=== Halaman ===

Sunday, July 20, 2008

MEMILAH OPINI DAN FITNAH

MEMILAH OPINI DAN FITNAH

sumber: situs DPW pks-jogjakarta.

pks-jogja.org | Opini | MIS | 2008-07-11 | Sudah dibaca : 44 kali

MEMILAH OPINI DAN FITNAH
Oleh: M. Ilyas Sunnah*)


Menurut Kamus Besar Bahasa Indonesia (1990, hlm 682), opini adalah pendapat, pikiran atau pendirian. Opini dan media massa kini merupakan dua hal yang tak dapat dipisahkan. Antara keduanya sudah terbiasa bersenyawa hampir sepanjang usia. Media massa merupakan sarana untuk mengejawantahkan opini ke hadapan publiknya. Sementara, opini akhirnya terbiasa menjadi salah satu corak isi setiap media massa.
Pada saat ini, opini di media massa sangat dibutuhkan oleh hampir semua kelompok masyarakat. Oleh karena itu, para tokoh, lembaga, ormas, parpol dan kelempok masyarakat manapun yang ingin membangun citra diri dan terpublikasikan kinerjanya, tidak ketinggalan selalu berupaya memanfaatkan opini di media massa ini. Sayangnya, pada perkembangannya, banyak pihak ternyata tidak membangun opini dengan cara yang benar tetapi mereka malah terjerumus melakukan fitnah yang tak terpuji di balik opini-opini yang dimunculkannya.

===

● **Tugas Anda**
Salin kata demi kata bagian artikel tentang opini dan fitnah, mulai dari "Menurut Kamus Besar" sampai dengan "setiap media massa.".

=== Data Tercatat ===

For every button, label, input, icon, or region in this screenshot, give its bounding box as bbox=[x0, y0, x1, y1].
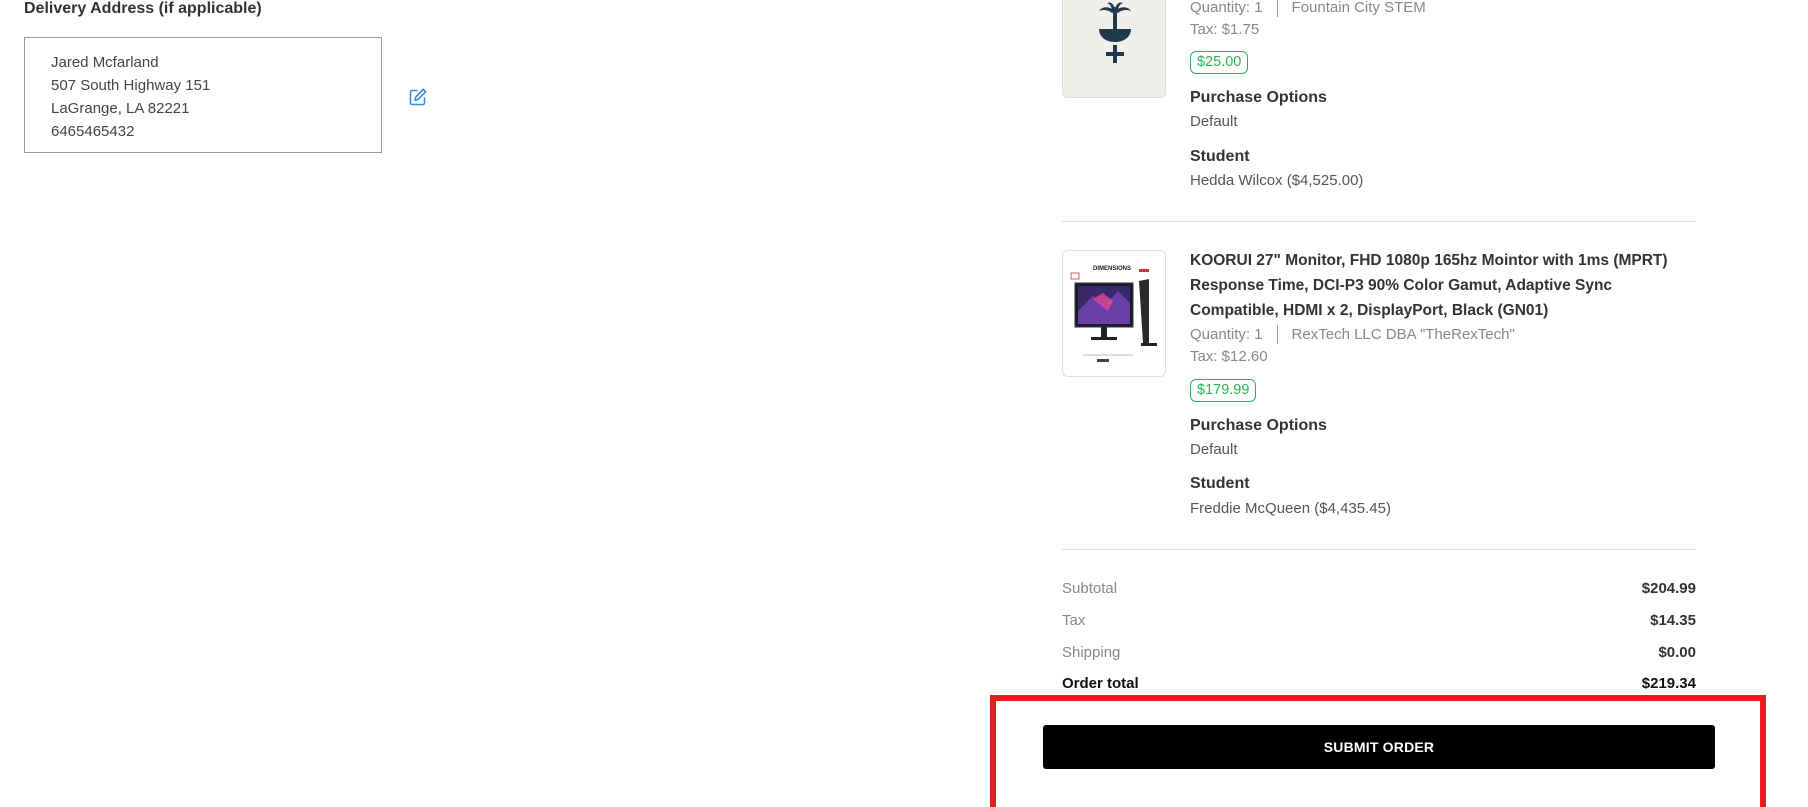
tax-value: $14.35 bbox=[1650, 612, 1696, 629]
item-2-purchase-options-value: Default bbox=[1190, 441, 1238, 458]
submit-order-button[interactable]: SUBMIT ORDER bbox=[1043, 725, 1715, 769]
monitor-box-image-icon: DIMENSIONS bbox=[1063, 251, 1165, 376]
item-1-purchase-options-value: Default bbox=[1190, 113, 1238, 130]
subtotal-value: $204.99 bbox=[1641, 580, 1696, 597]
item-2-quantity: Quantity: 1 bbox=[1190, 326, 1263, 343]
address-name: Jared Mcfarland bbox=[51, 54, 159, 71]
item-1-quantity: Quantity: 1 bbox=[1190, 0, 1263, 16]
summary-divider bbox=[1062, 549, 1696, 550]
item-2-title-line-2: Response Time, DCI-P3 90% Color Gamut, A… bbox=[1190, 277, 1613, 294]
summary-tax-row: Tax $14.35 bbox=[1062, 612, 1696, 629]
order-total-label: Order total bbox=[1062, 675, 1139, 692]
delivery-address-card: Jared Mcfarland 507 South Highway 151 La… bbox=[24, 37, 382, 153]
item-2-purchase-options-label: Purchase Options bbox=[1190, 417, 1327, 434]
shipping-value: $0.00 bbox=[1658, 644, 1696, 661]
tax-label: Tax bbox=[1062, 612, 1086, 629]
item-2-vendor: RexTech LLC DBA "TheRexTech" bbox=[1291, 326, 1515, 343]
item-1-vendor: Fountain City STEM bbox=[1291, 0, 1426, 16]
item-1-tax: Tax: $1.75 bbox=[1190, 21, 1260, 38]
item-1-price-badge: $25.00 bbox=[1190, 51, 1249, 74]
item-1-purchase-options-label: Purchase Options bbox=[1190, 89, 1327, 106]
item-divider bbox=[1062, 221, 1696, 222]
item-2-meta-separator bbox=[1276, 325, 1278, 344]
delivery-address-heading: Delivery Address (if applicable) bbox=[24, 0, 262, 17]
item-2-title-line-1: KOORUI 27" Monitor, FHD 1080p 165hz Moin… bbox=[1190, 252, 1668, 269]
item-2-price-badge: $179.99 bbox=[1190, 379, 1257, 402]
summary-shipping-row: Shipping $0.00 bbox=[1062, 644, 1696, 661]
item-1-student-label: Student bbox=[1190, 148, 1250, 165]
fountain-logo-icon bbox=[1099, 2, 1131, 63]
item-1-student-value: Hedda Wilcox ($4,525.00) bbox=[1190, 172, 1364, 189]
product-image-monitor: DIMENSIONS bbox=[1062, 250, 1166, 377]
item-2-student-label: Student bbox=[1190, 475, 1250, 492]
summary-subtotal-row: Subtotal $204.99 bbox=[1062, 580, 1696, 597]
item-2-title: KOORUI 27" Monitor, FHD 1080p 165hz Moin… bbox=[1190, 248, 1700, 323]
shipping-label: Shipping bbox=[1062, 644, 1121, 661]
item-1-meta-separator bbox=[1276, 0, 1278, 17]
address-phone: 6465465432 bbox=[51, 123, 135, 140]
order-total-value: $219.34 bbox=[1641, 675, 1696, 692]
subtotal-label: Subtotal bbox=[1062, 580, 1118, 597]
address-street: 507 South Highway 151 bbox=[51, 77, 211, 94]
item-2-title-line-3: Compatible, HDMI x 2, DisplayPort, Black… bbox=[1190, 302, 1549, 319]
monitor-box-text: DIMENSIONS bbox=[1093, 266, 1131, 272]
edit-address-icon[interactable] bbox=[408, 87, 428, 107]
item-2-tax: Tax: $12.60 bbox=[1190, 348, 1268, 365]
summary-total-row: Order total $219.34 bbox=[1062, 675, 1696, 692]
item-2-meta: Quantity: 1 RexTech LLC DBA "TheRexTech" bbox=[1190, 325, 1515, 344]
address-city-state-zip: LaGrange, LA 82221 bbox=[51, 100, 190, 117]
product-image-fountain-stem bbox=[1062, 0, 1166, 98]
item-2-student-value: Freddie McQueen ($4,435.45) bbox=[1190, 500, 1391, 517]
item-1-meta: Quantity: 1 Fountain City STEM bbox=[1190, 0, 1426, 17]
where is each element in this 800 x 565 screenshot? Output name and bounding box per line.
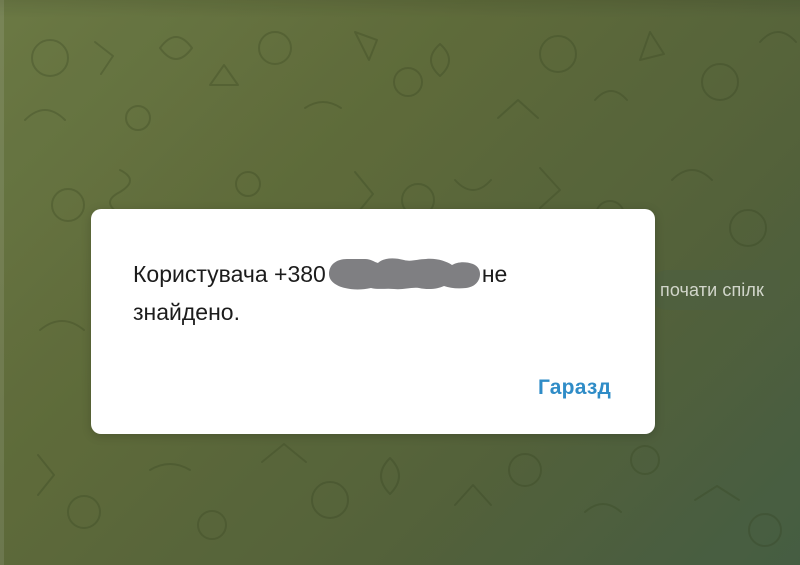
message-line-1: Користувача +380 не [133,253,553,293]
redaction-mask-icon [326,257,482,291]
dialog-message: Користувача +380 не знайдено. [133,253,553,331]
message-suffix: не [481,260,508,287]
message-line-2: знайдено. [133,298,240,325]
user-not-found-dialog: Користувача +380 не знайдено. Гаразд [91,209,655,434]
telegram-app-view: почати спілк Користувача +380 не знайден… [0,0,800,565]
ok-button[interactable]: Гаразд [538,376,611,400]
message-prefix: Користувача +380 [133,260,326,287]
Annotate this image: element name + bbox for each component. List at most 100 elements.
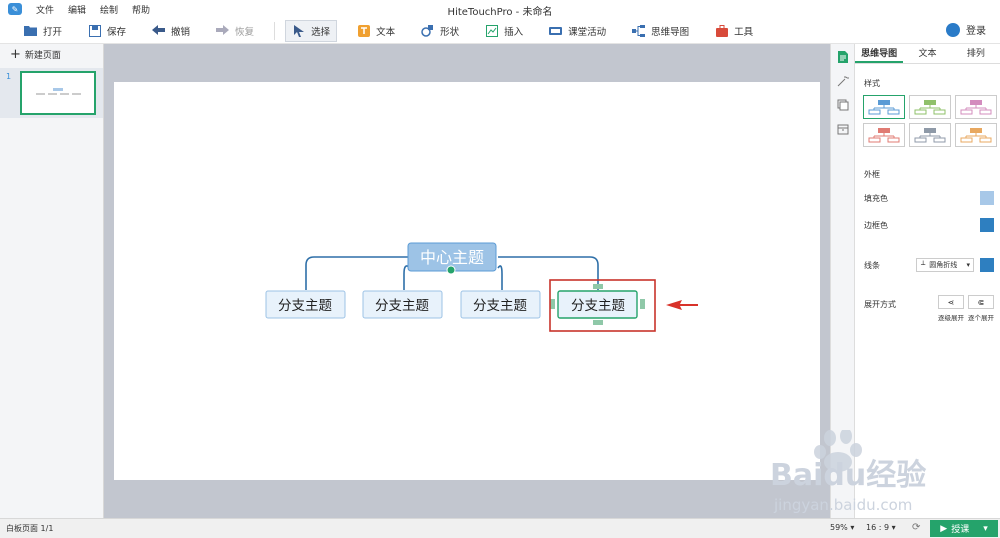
menu-edit[interactable]: 编辑 [68, 3, 86, 16]
present-label: 授课 [951, 525, 970, 535]
zoom-control[interactable]: 59% ▾ [830, 523, 854, 532]
insert-icon [485, 24, 498, 37]
present-button[interactable]: ▶ 授课 ▾ [930, 520, 998, 537]
border-color-row: 边框色 [864, 217, 994, 233]
fill-color-swatch[interactable] [980, 191, 994, 205]
fill-color-label: 填充色 [864, 193, 888, 203]
select-label: 选择 [311, 26, 331, 38]
folder-icon [24, 24, 37, 37]
shape-button[interactable]: 形状 [415, 20, 465, 42]
expand-level-icon: ⋖ [938, 295, 964, 309]
mindmap-button[interactable]: 思维导图 [626, 20, 695, 42]
magic-wand-icon[interactable] [836, 74, 850, 88]
app-logo-icon: ✎ [8, 3, 22, 15]
document-icon[interactable] [836, 50, 850, 64]
style-grid [863, 95, 1000, 147]
tab-text[interactable]: 文本 [903, 44, 951, 63]
select-button[interactable]: 选择 [285, 19, 338, 42]
user-avatar-icon [946, 22, 960, 37]
undo-label: 撤销 [171, 26, 191, 38]
activity-icon [549, 24, 563, 37]
add-bottom-handle [593, 320, 603, 325]
menu-bar: ✎ 文件 编辑 绘制 帮助 [0, 0, 1000, 18]
line-label: 线条 [864, 260, 880, 270]
save-icon [88, 24, 101, 37]
menu-draw[interactable]: 绘制 [100, 3, 118, 16]
style-section-label: 样式 [864, 79, 880, 88]
mindmap-icon [632, 24, 646, 37]
page-number: 1 [6, 72, 12, 81]
insert-label: 插入 [504, 26, 524, 38]
mindmap-style-2[interactable] [909, 95, 951, 119]
zoom-value: 59% [830, 523, 848, 532]
mindmap-style-3[interactable] [955, 95, 997, 119]
undo-button[interactable]: 撤销 [146, 20, 196, 42]
plus-icon: + [10, 46, 21, 62]
open-button[interactable]: 打开 [18, 20, 68, 42]
new-page-label: 新建页面 [24, 50, 61, 61]
redo-button[interactable]: 恢复 [210, 20, 260, 42]
expand-row: 展开方式 ⋖ 逐级展开 ⋐ 逐个展开 [864, 295, 994, 325]
sync-icon[interactable]: ⟳ [912, 522, 920, 533]
layers-icon[interactable] [836, 98, 850, 112]
expand-options: ⋖ 逐级展开 ⋐ 逐个展开 [934, 295, 994, 322]
save-label: 保存 [107, 26, 127, 38]
tab-mindmap[interactable]: 思维导图 [855, 44, 904, 63]
branch-topic-text-4: 分支主题 [571, 298, 625, 314]
chevron-down-icon: ▾ [983, 523, 988, 534]
line-style-dropdown[interactable]: ┴ 圆角折线 ▾ [916, 258, 974, 272]
expand-each-button[interactable]: ⋐ 逐个展开 [968, 295, 994, 322]
border-section-label: 外框 [864, 170, 880, 179]
whiteboard-canvas[interactable]: 中心主题 分支主题 分支主题 分支主题 分支主题 [114, 82, 820, 480]
page-thumbnail-row[interactable]: 1 [0, 68, 103, 118]
redo-label: 恢复 [235, 26, 255, 38]
panel-tabs: 思维导图 文本 排列 [855, 44, 1000, 64]
line-style-value: 圆角折线 [929, 261, 958, 269]
mindmap-style-1[interactable] [863, 95, 905, 119]
expand-level-button[interactable]: ⋖ 逐级展开 [938, 295, 964, 322]
text-button[interactable]: 文本 [351, 20, 401, 42]
expand-label: 展开方式 [864, 300, 896, 309]
menu-help[interactable]: 帮助 [132, 3, 150, 16]
canvas-area: 中心主题 分支主题 分支主题 分支主题 分支主题 [104, 44, 830, 518]
menu-file[interactable]: 文件 [36, 3, 54, 16]
ratio-value: 16 : 9 [866, 523, 890, 532]
expand-each-label: 逐个展开 [968, 314, 994, 322]
shape-icon [421, 24, 434, 37]
open-label: 打开 [43, 26, 63, 38]
text-label: 文本 [376, 26, 396, 38]
new-page-button[interactable]: + 新建页面 [0, 44, 103, 64]
mindmap-style-5[interactable] [909, 123, 951, 147]
text-icon [357, 24, 370, 37]
login-label: 登录 [966, 26, 986, 37]
archive-icon[interactable] [836, 122, 850, 136]
class-activity-button[interactable]: 课堂活动 [543, 20, 612, 42]
chevron-down-icon: ▾ [966, 261, 970, 269]
class-activity-label: 课堂活动 [568, 26, 607, 38]
mindmap-style-4[interactable] [863, 123, 905, 147]
branch-topic-text-3: 分支主题 [473, 298, 527, 314]
branch-topic-text-1: 分支主题 [278, 298, 332, 314]
insert-button[interactable]: 插入 [479, 20, 529, 42]
expand-each-icon: ⋐ [968, 295, 994, 309]
property-panel: 思维导图 文本 排列 样式 外框 填充色 边框色 线条 ┴ 圆角折线 ▾ 展开方… [854, 44, 1000, 518]
annotation-arrow [666, 300, 698, 310]
branch-topic-text-2: 分支主题 [375, 298, 429, 314]
center-topic-text: 中心主题 [420, 248, 484, 267]
mindmap-label: 思维导图 [651, 26, 690, 38]
tools-button[interactable]: 工具 [709, 20, 759, 42]
page-thumbnail[interactable] [20, 71, 96, 115]
border-color-swatch[interactable] [980, 218, 994, 232]
mindmap-style-6[interactable] [955, 123, 997, 147]
tab-arrange[interactable]: 排列 [952, 44, 1000, 63]
center-expand-handle [446, 265, 456, 275]
page-status: 白板页面 1/1 [6, 524, 54, 533]
status-bar: 白板页面 1/1 59% ▾ 16 : 9 ▾ ⟳ ▶ 授课 ▾ [0, 518, 1000, 538]
fill-color-row: 填充色 [864, 190, 994, 206]
login-button[interactable]: 登录 [946, 22, 986, 37]
line-color-swatch[interactable] [980, 258, 994, 272]
toolbar-divider [274, 21, 276, 40]
line-row: 线条 ┴ 圆角折线 ▾ [864, 257, 994, 273]
aspect-ratio-control[interactable]: 16 : 9 ▾ [866, 523, 896, 532]
save-button[interactable]: 保存 [82, 20, 132, 42]
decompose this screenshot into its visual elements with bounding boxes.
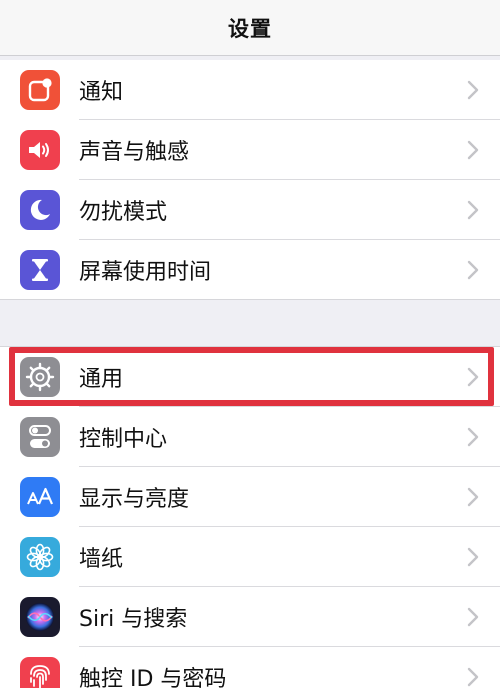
notifications-icon — [20, 70, 60, 110]
chevron-right-icon — [467, 607, 479, 627]
chevron-right-icon — [467, 260, 479, 280]
navigation-bar: 设置 — [0, 0, 500, 56]
chevron-right-icon — [467, 80, 479, 100]
settings-group-1: 通知 声音与触感 勿扰模式 屏幕使用时间 — [0, 60, 500, 300]
flower-icon — [20, 537, 60, 577]
settings-row-screen-time[interactable]: 屏幕使用时间 — [0, 240, 500, 300]
chevron-right-icon — [467, 200, 479, 220]
chevron-right-icon — [467, 547, 479, 567]
fingerprint-icon — [20, 657, 60, 688]
settings-row-label: 勿扰模式 — [79, 200, 168, 225]
settings-row-label: 控制中心 — [79, 427, 168, 452]
settings-screen: 设置 通知 声音与触感 勿扰模式 屏幕使用时间 通用 控制中心 显示与亮度 墙纸… — [0, 0, 500, 688]
settings-row-label: 触控 ID 与密码 — [79, 667, 227, 688]
settings-row-notifications[interactable]: 通知 — [0, 60, 500, 120]
settings-row-siri-search[interactable]: Siri 与搜索 — [0, 587, 500, 647]
toggles-icon — [20, 417, 60, 457]
settings-row-do-not-disturb[interactable]: 勿扰模式 — [0, 180, 500, 240]
chevron-right-icon — [467, 367, 479, 387]
chevron-right-icon — [467, 667, 479, 687]
settings-row-label: 屏幕使用时间 — [79, 260, 212, 285]
settings-row-general[interactable]: 通用 — [0, 347, 500, 407]
settings-row-sounds[interactable]: 声音与触感 — [0, 120, 500, 180]
siri-icon — [20, 597, 60, 637]
settings-row-label: Siri 与搜索 — [79, 607, 188, 632]
settings-row-label: 显示与亮度 — [79, 487, 190, 512]
settings-group-2: 通用 控制中心 显示与亮度 墙纸 Siri 与搜索 触控 ID 与密码 — [0, 346, 500, 688]
chevron-right-icon — [467, 140, 479, 160]
moon-icon — [20, 190, 60, 230]
settings-row-label: 墙纸 — [79, 547, 124, 572]
gear-icon — [20, 357, 60, 397]
settings-row-wallpaper[interactable]: 墙纸 — [0, 527, 500, 587]
page-title: 设置 — [228, 16, 272, 41]
settings-row-control-center[interactable]: 控制中心 — [0, 407, 500, 467]
text-size-icon — [20, 477, 60, 517]
settings-row-label: 声音与触感 — [79, 140, 190, 165]
settings-row-touch-id-passcode[interactable]: 触控 ID 与密码 — [0, 647, 500, 688]
chevron-right-icon — [467, 427, 479, 447]
settings-row-display-brightness[interactable]: 显示与亮度 — [0, 467, 500, 527]
speaker-icon — [20, 130, 60, 170]
chevron-right-icon — [467, 487, 479, 507]
settings-row-label: 通用 — [79, 367, 124, 392]
settings-row-label: 通知 — [79, 80, 124, 105]
hourglass-icon — [20, 250, 60, 290]
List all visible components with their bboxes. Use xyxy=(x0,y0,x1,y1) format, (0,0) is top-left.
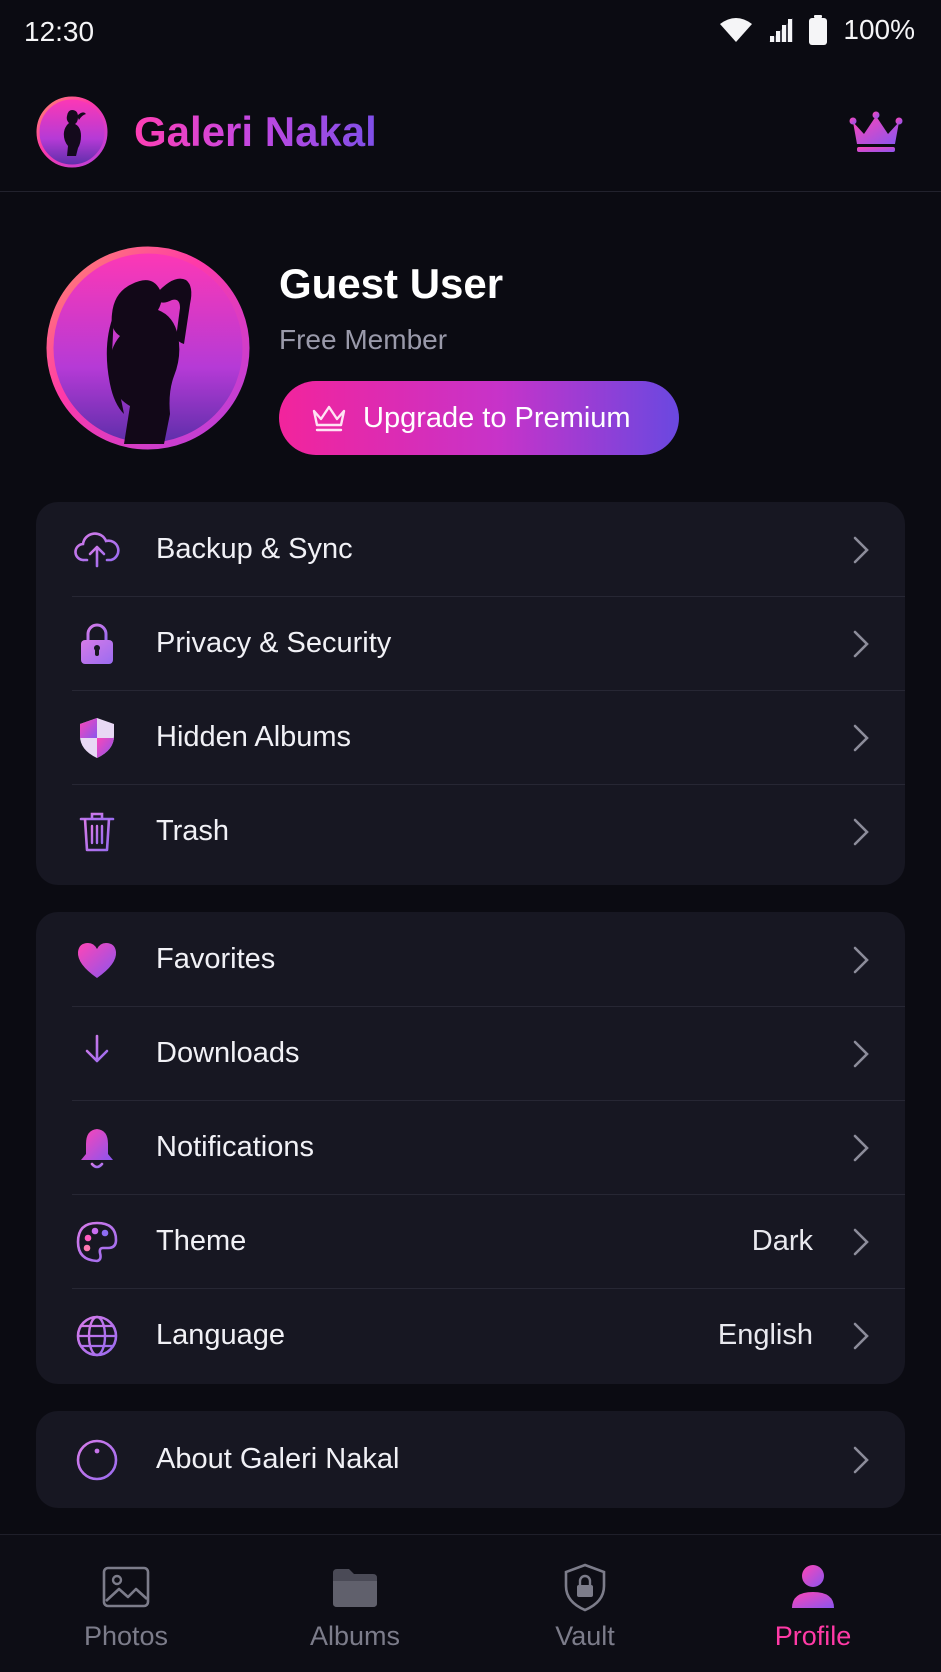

===

● **Penyelesaian**
Menurut Kamus Besar Bahasa Indonesia (1990, hlm 682), opini adalah pendapat, pikiran atau pendirian. Opini dan media massa kini merupakan dua hal yang tak dapat dipisahkan. Antara keduanya sudah terbiasa bersenyawa hampir sepanjang usia. Media massa merupakan sarana untuk mengejawantahkan opini ke hadapan publiknya. Sementara, opini akhirnya terbiasa menjadi salah satu corak isi setiap media massa.